EXERCISE PROMPT:
Search the data below for "КПТБ"; list each line that holds it.

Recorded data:
• • •

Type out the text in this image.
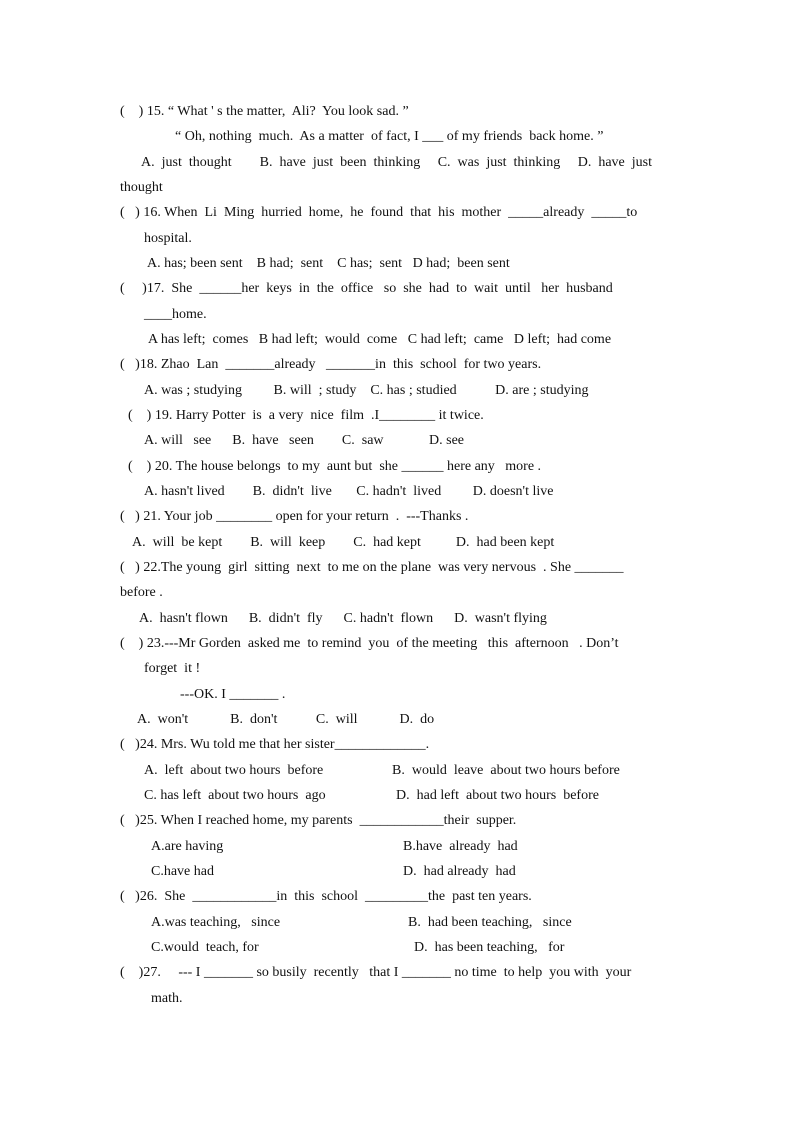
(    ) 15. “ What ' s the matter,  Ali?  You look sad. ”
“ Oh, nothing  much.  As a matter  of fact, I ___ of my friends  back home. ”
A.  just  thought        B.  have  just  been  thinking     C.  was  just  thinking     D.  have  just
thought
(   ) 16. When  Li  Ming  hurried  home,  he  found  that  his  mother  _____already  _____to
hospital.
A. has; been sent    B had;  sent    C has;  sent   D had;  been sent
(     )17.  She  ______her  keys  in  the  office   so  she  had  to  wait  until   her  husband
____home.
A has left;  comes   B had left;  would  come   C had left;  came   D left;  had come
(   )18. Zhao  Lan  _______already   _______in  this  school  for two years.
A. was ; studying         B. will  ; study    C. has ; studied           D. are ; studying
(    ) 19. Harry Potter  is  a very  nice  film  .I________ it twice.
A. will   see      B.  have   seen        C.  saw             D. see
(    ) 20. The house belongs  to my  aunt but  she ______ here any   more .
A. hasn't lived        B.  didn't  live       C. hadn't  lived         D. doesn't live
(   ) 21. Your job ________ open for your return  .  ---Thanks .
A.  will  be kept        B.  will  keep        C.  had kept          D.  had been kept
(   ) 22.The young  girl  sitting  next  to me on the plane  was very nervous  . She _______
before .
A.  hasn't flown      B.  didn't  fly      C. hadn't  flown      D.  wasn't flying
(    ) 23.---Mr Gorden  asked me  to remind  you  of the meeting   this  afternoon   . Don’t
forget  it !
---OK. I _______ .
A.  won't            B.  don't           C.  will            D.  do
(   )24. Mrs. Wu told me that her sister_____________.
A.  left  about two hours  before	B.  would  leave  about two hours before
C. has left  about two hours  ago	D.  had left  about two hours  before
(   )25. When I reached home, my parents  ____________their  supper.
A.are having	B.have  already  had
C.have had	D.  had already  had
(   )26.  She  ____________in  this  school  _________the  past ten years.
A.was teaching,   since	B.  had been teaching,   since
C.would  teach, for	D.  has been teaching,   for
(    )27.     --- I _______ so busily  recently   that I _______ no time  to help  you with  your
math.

• • •

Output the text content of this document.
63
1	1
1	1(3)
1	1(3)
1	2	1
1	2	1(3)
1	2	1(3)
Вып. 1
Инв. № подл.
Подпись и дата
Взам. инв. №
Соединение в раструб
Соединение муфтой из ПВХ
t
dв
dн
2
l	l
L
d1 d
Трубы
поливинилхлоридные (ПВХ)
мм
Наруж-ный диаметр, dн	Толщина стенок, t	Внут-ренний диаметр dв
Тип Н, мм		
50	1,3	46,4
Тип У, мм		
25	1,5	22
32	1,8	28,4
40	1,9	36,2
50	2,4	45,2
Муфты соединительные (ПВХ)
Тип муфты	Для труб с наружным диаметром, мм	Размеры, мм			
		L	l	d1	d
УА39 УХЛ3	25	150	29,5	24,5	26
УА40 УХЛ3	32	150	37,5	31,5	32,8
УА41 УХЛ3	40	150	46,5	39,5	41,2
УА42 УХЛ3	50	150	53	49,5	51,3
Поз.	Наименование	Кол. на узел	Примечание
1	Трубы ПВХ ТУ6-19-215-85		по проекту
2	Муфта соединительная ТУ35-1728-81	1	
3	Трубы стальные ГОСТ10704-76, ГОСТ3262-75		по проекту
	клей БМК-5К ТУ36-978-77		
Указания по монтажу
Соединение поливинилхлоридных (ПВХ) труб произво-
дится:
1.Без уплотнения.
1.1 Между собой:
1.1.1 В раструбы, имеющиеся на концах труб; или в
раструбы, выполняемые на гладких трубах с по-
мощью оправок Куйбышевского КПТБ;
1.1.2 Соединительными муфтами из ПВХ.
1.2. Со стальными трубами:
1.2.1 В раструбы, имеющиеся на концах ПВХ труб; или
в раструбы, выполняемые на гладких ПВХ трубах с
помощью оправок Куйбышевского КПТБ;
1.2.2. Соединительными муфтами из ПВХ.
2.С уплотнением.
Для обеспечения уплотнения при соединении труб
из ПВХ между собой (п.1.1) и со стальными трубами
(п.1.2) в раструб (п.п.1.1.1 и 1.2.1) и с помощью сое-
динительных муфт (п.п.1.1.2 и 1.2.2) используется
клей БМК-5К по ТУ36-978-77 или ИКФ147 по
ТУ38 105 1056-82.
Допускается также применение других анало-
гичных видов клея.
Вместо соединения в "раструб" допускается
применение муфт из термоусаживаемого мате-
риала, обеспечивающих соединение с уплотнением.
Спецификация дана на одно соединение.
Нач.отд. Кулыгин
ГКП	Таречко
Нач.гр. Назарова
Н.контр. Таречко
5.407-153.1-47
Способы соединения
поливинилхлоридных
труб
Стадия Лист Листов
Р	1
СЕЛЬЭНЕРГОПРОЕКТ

• • •

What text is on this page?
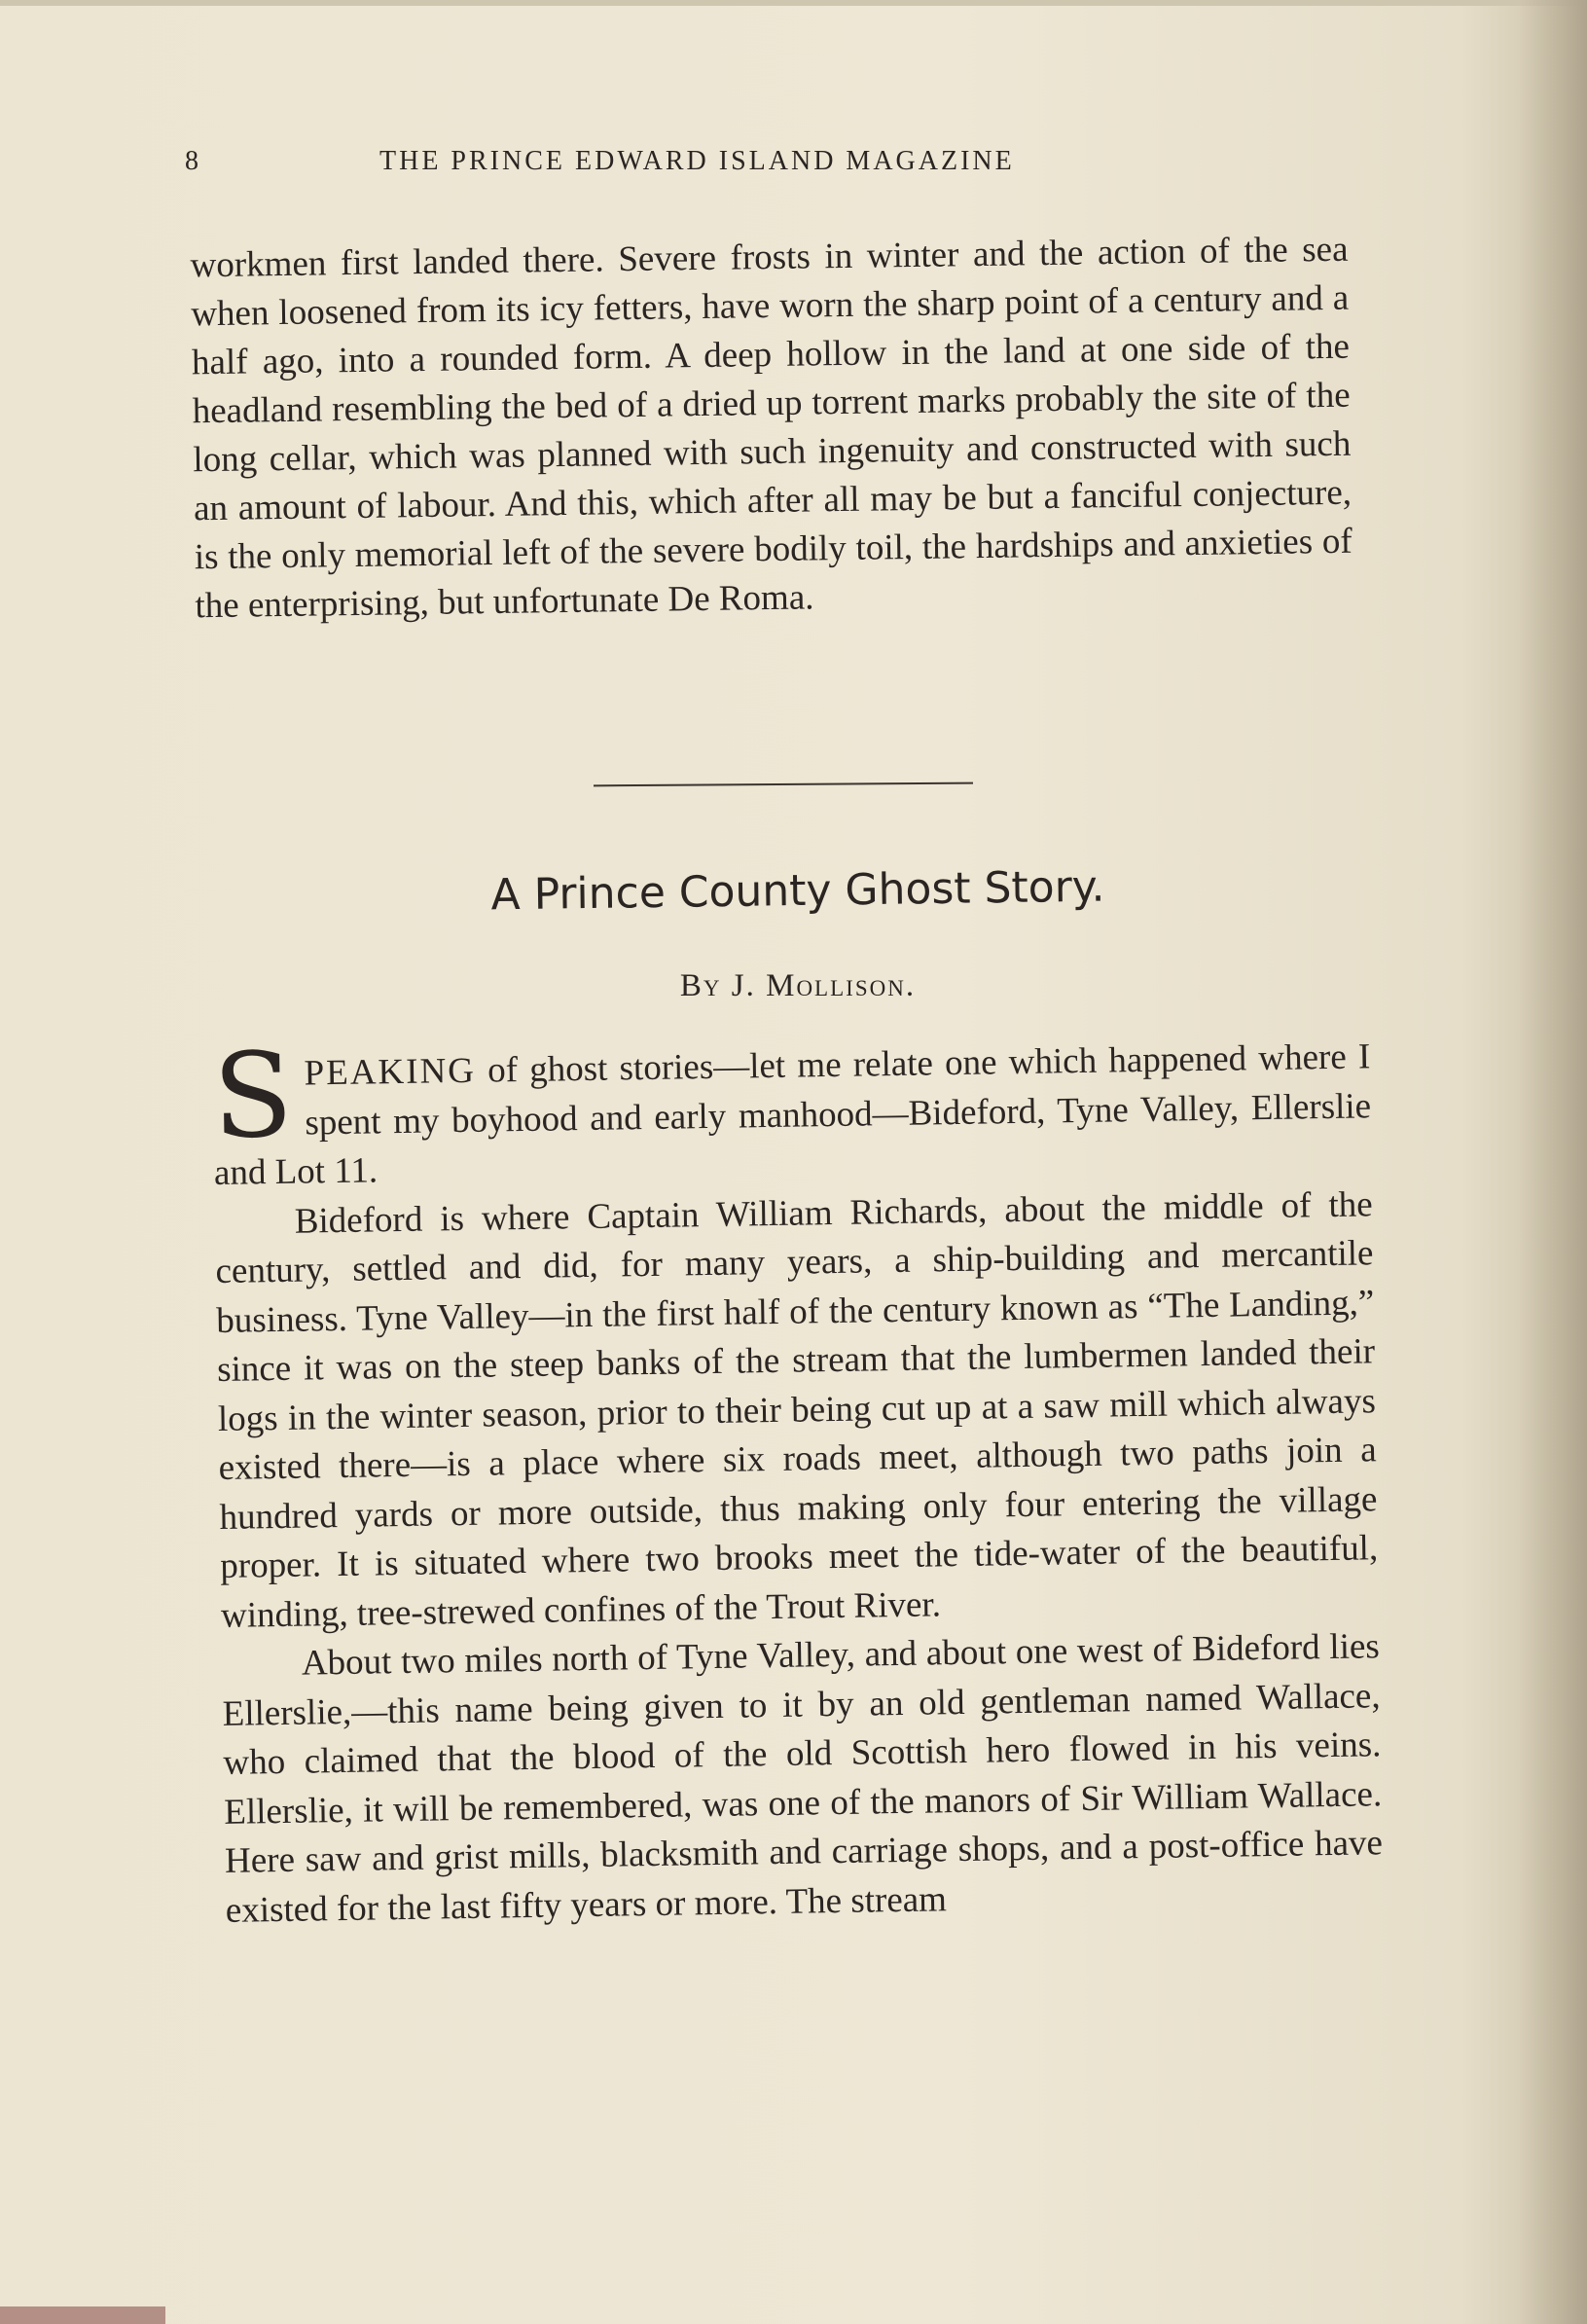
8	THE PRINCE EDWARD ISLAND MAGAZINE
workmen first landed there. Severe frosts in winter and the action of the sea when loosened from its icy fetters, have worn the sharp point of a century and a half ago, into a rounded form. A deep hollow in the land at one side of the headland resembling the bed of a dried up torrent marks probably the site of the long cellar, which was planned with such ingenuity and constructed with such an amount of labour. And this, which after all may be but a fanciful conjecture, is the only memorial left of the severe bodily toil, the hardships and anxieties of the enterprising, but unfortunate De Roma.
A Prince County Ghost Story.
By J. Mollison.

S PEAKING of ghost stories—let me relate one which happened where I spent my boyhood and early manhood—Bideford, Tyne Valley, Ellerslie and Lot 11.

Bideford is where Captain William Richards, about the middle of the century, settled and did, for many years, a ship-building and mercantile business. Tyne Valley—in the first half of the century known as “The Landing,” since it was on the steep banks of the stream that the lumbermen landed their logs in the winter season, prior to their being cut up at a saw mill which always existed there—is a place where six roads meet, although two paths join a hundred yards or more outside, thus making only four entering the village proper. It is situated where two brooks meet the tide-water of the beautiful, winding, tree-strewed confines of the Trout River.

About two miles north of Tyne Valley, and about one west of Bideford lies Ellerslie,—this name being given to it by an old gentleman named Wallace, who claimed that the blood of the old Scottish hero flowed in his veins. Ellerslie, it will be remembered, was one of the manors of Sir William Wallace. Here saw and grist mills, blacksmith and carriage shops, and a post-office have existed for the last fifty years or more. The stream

• • •

WRITTEN REPLY:
мощью оправок Куйбышевского КПТБ;
помощью оправок Куйбышевского КПТБ;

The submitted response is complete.